-- BEGIN Supplied material --
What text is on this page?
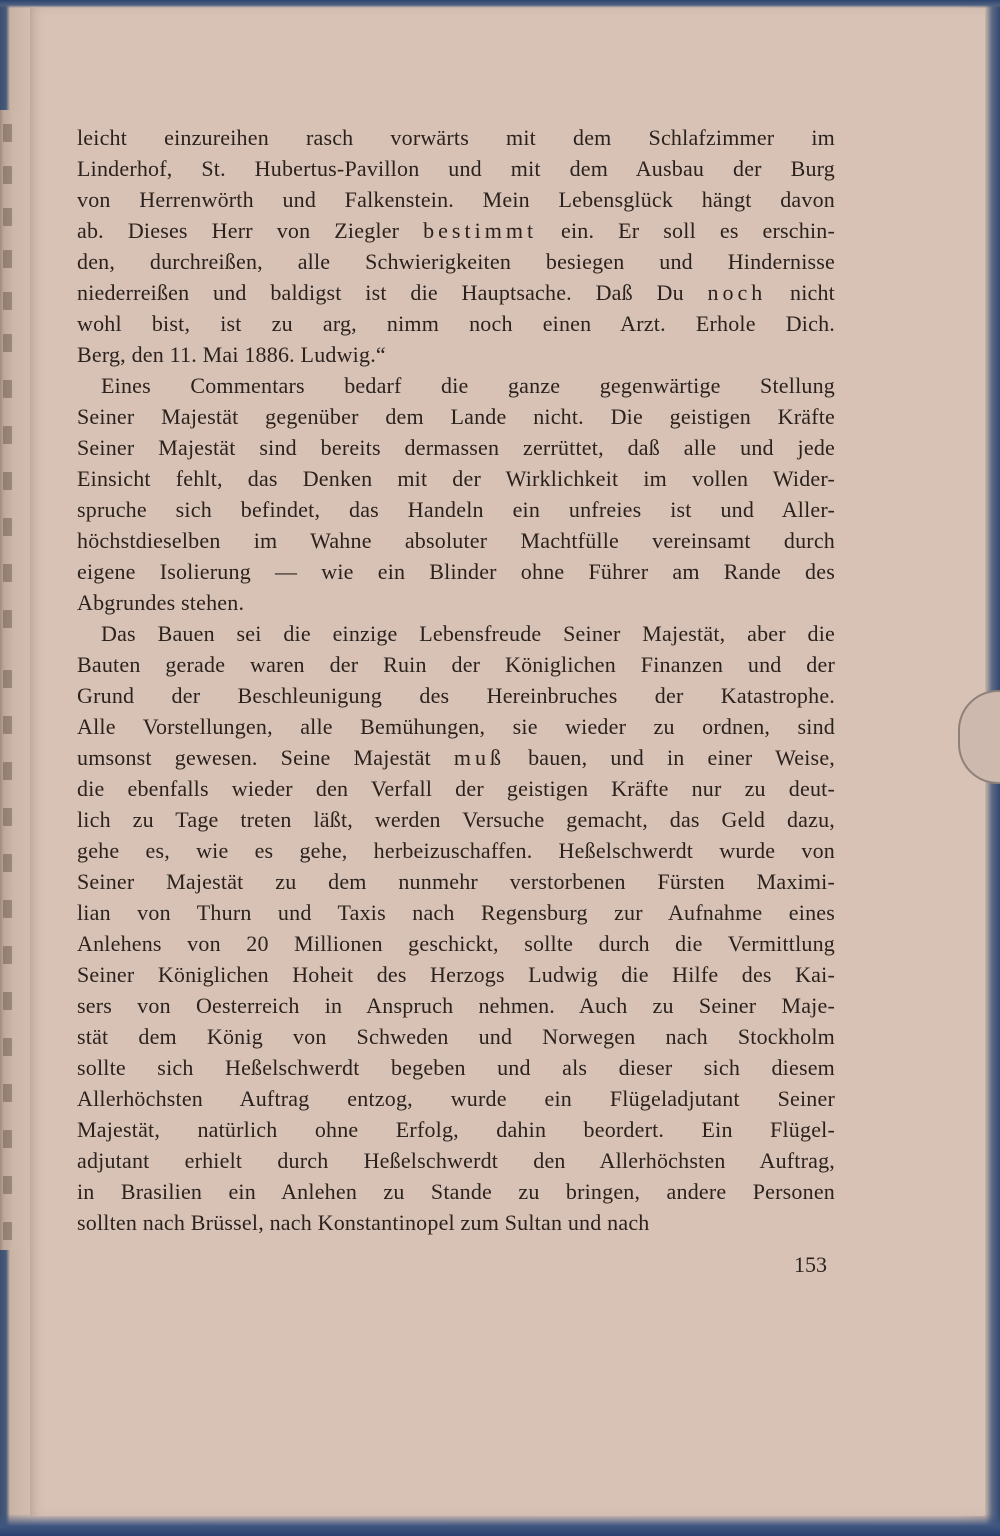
leicht einzureihen rasch vorwärts mit dem Schlafzimmer im
Linderhof, St. Hubertus-Pavillon und mit dem Ausbau der Burg
von Herrenwörth und Falkenstein. Mein Lebensglück hängt davon
ab. Dieses Herr von Ziegler bestimmt ein. Er soll es erschin-
den, durchreißen, alle Schwierigkeiten besiegen und Hindernisse
niederreißen und baldigst ist die Hauptsache. Daß Du noch nicht
wohl bist, ist zu arg, nimm noch einen Arzt. Erhole Dich.
Berg, den 11. Mai 1886. Ludwig.“
Eines Commentars bedarf die ganze gegenwärtige Stellung
Seiner Majestät gegenüber dem Lande nicht. Die geistigen Kräfte
Seiner Majestät sind bereits dermassen zerrüttet, daß alle und jede
Einsicht fehlt, das Denken mit der Wirklichkeit im vollen Wider-
spruche sich befindet, das Handeln ein unfreies ist und Aller-
höchstdieselben im Wahne absoluter Machtfülle vereinsamt durch
eigene Isolierung — wie ein Blinder ohne Führer am Rande des
Abgrundes stehen.
Das Bauen sei die einzige Lebensfreude Seiner Majestät, aber die
Bauten gerade waren der Ruin der Königlichen Finanzen und der
Grund der Beschleunigung des Hereinbruches der Katastrophe.
Alle Vorstellungen, alle Bemühungen, sie wieder zu ordnen, sind
umsonst gewesen. Seine Majestät muß bauen, und in einer Weise,
die ebenfalls wieder den Verfall der geistigen Kräfte nur zu deut-
lich zu Tage treten läßt, werden Versuche gemacht, das Geld dazu,
gehe es, wie es gehe, herbeizuschaffen. Heßelschwerdt wurde von
Seiner Majestät zu dem nunmehr verstorbenen Fürsten Maximi-
lian von Thurn und Taxis nach Regensburg zur Aufnahme eines
Anlehens von 20 Millionen geschickt, sollte durch die Vermittlung
Seiner Königlichen Hoheit des Herzogs Ludwig die Hilfe des Kai-
sers von Oesterreich in Anspruch nehmen. Auch zu Seiner Maje-
stät dem König von Schweden und Norwegen nach Stockholm
sollte sich Heßelschwerdt begeben und als dieser sich diesem
Allerhöchsten Auftrag entzog, wurde ein Flügeladjutant Seiner
Majestät, natürlich ohne Erfolg, dahin beordert. Ein Flügel-
adjutant erhielt durch Heßelschwerdt den Allerhöchsten Auftrag,
in Brasilien ein Anlehen zu Stande zu bringen, andere Personen
sollten nach Brüssel, nach Konstantinopel zum Sultan und nach
153
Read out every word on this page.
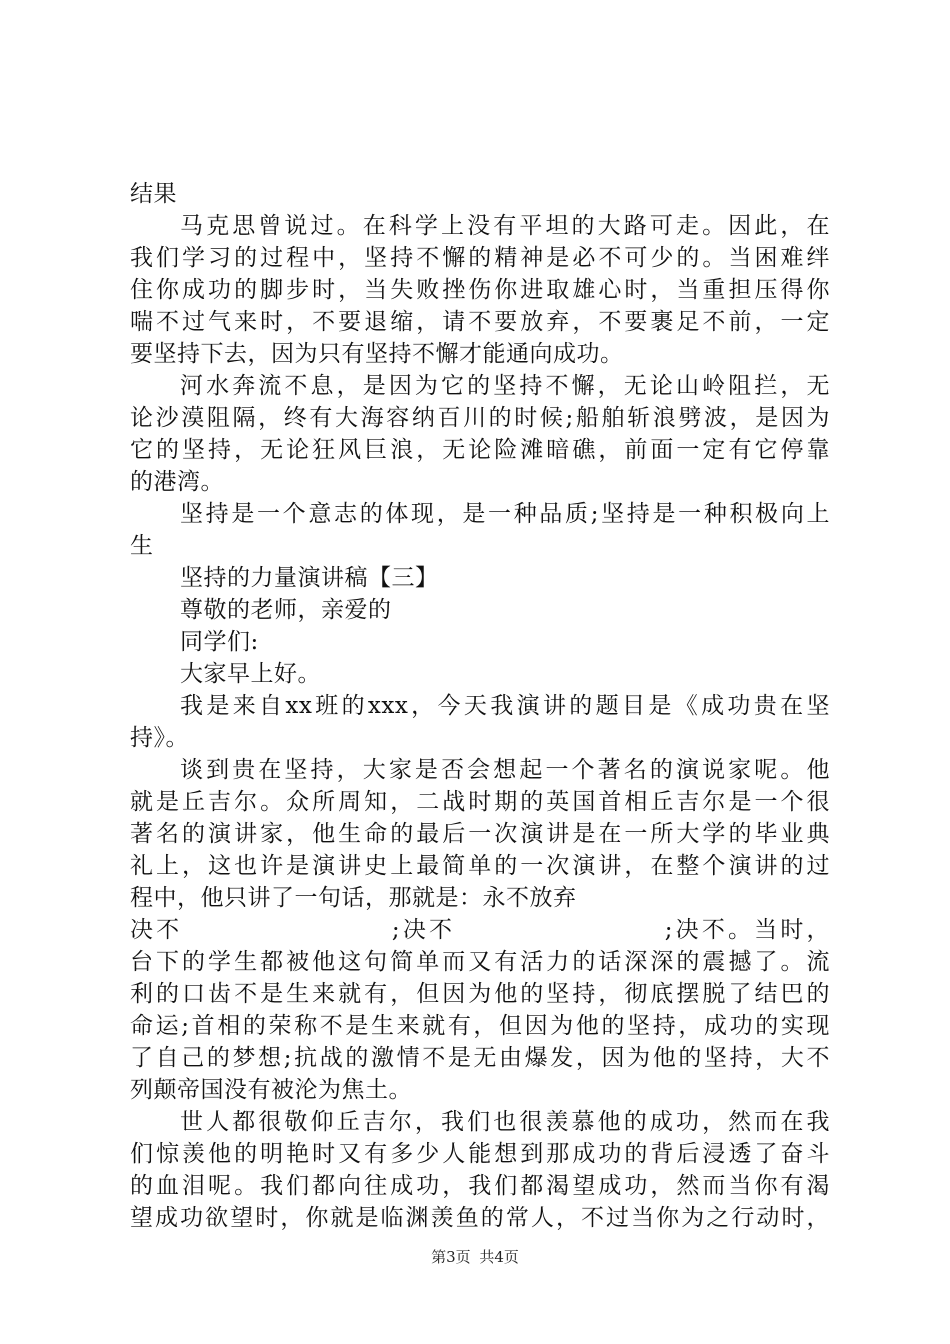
结果
马克思曾说过。在科学上没有平坦的大路可走。因此，在
我们学习的过程中，坚持不懈的精神是必不可少的。当困难绊
住你成功的脚步时，当失败挫伤你进取雄心时，当重担压得你
喘不过气来时，不要退缩，请不要放弃，不要裹足不前，一定
要坚持下去，因为只有坚持不懈才能通向成功。
河水奔流不息，是因为它的坚持不懈，无论山岭阻拦，无
论沙漠阻隔，终有大海容纳百川的时候;船舶斩浪劈波，是因为
它的坚持，无论狂风巨浪，无论险滩暗礁，前面一定有它停靠
的港湾。
坚持是一个意志的体现，是一种品质;坚持是一种积极向上
生
坚持的力量演讲稿【三】
尊敬的老师，亲爱的
同学们:
大家早上好。
我是来自xx班的xxx，今天我演讲的题目是《成功贵在坚
持》。
谈到贵在坚持，大家是否会想起一个著名的演说家呢。他
就是丘吉尔。众所周知，二战时期的英国首相丘吉尔是一个很
著名的演讲家，他生命的最后一次演讲是在一所大学的毕业典
礼上，这也许是演讲史上最简单的一次演讲，在整个演讲的过
程中，他只讲了一句话，那就是：永不放弃
决不                    ;决不                    ;决不。当时，
台下的学生都被他这句简单而又有活力的话深深的震撼了。流
利的口齿不是生来就有，但因为他的坚持，彻底摆脱了结巴的
命运;首相的荣称不是生来就有，但因为他的坚持，成功的实现
了自己的梦想;抗战的激情不是无由爆发，因为他的坚持，大不
列颠帝国没有被沦为焦土。
世人都很敬仰丘吉尔，我们也很羡慕他的成功，然而在我
们惊羡他的明艳时又有多少人能想到那成功的背后浸透了奋斗
的血泪呢。我们都向往成功，我们都渴望成功，然而当你有渴
望成功欲望时，你就是临渊羡鱼的常人，不过当你为之行动时，
第3页 共4页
-- END Supplied material --
• _Written problem_
Make an exact copy of the lines of the records from the line containing "Read out every word on this page." through the final line, both ends included, but not of the pictures.

• _Solved exercise_
Read out every word on this page.
结果
马克思曾说过。在科学上没有平坦的大路可走。因此，在
我们学习的过程中，坚持不懈的精神是必不可少的。当困难绊
住你成功的脚步时，当失败挫伤你进取雄心时，当重担压得你
喘不过气来时，不要退缩，请不要放弃，不要裹足不前，一定
要坚持下去，因为只有坚持不懈才能通向成功。
河水奔流不息，是因为它的坚持不懈，无论山岭阻拦，无
论沙漠阻隔，终有大海容纳百川的时候;船舶斩浪劈波，是因为
它的坚持，无论狂风巨浪，无论险滩暗礁，前面一定有它停靠
的港湾。
坚持是一个意志的体现，是一种品质;坚持是一种积极向上
生
坚持的力量演讲稿【三】
尊敬的老师，亲爱的
同学们:
大家早上好。
我是来自xx班的xxx，今天我演讲的题目是《成功贵在坚
持》。
谈到贵在坚持，大家是否会想起一个著名的演说家呢。他
就是丘吉尔。众所周知，二战时期的英国首相丘吉尔是一个很
著名的演讲家，他生命的最后一次演讲是在一所大学的毕业典
礼上，这也许是演讲史上最简单的一次演讲，在整个演讲的过
程中，他只讲了一句话，那就是：永不放弃
决不                    ;决不                    ;决不。当时，
台下的学生都被他这句简单而又有活力的话深深的震撼了。流
利的口齿不是生来就有，但因为他的坚持，彻底摆脱了结巴的
命运;首相的荣称不是生来就有，但因为他的坚持，成功的实现
了自己的梦想;抗战的激情不是无由爆发，因为他的坚持，大不
列颠帝国没有被沦为焦土。
世人都很敬仰丘吉尔，我们也很羡慕他的成功，然而在我
们惊羡他的明艳时又有多少人能想到那成功的背后浸透了奋斗
的血泪呢。我们都向往成功，我们都渴望成功，然而当你有渴
望成功欲望时，你就是临渊羡鱼的常人，不过当你为之行动时，
第3页 共4页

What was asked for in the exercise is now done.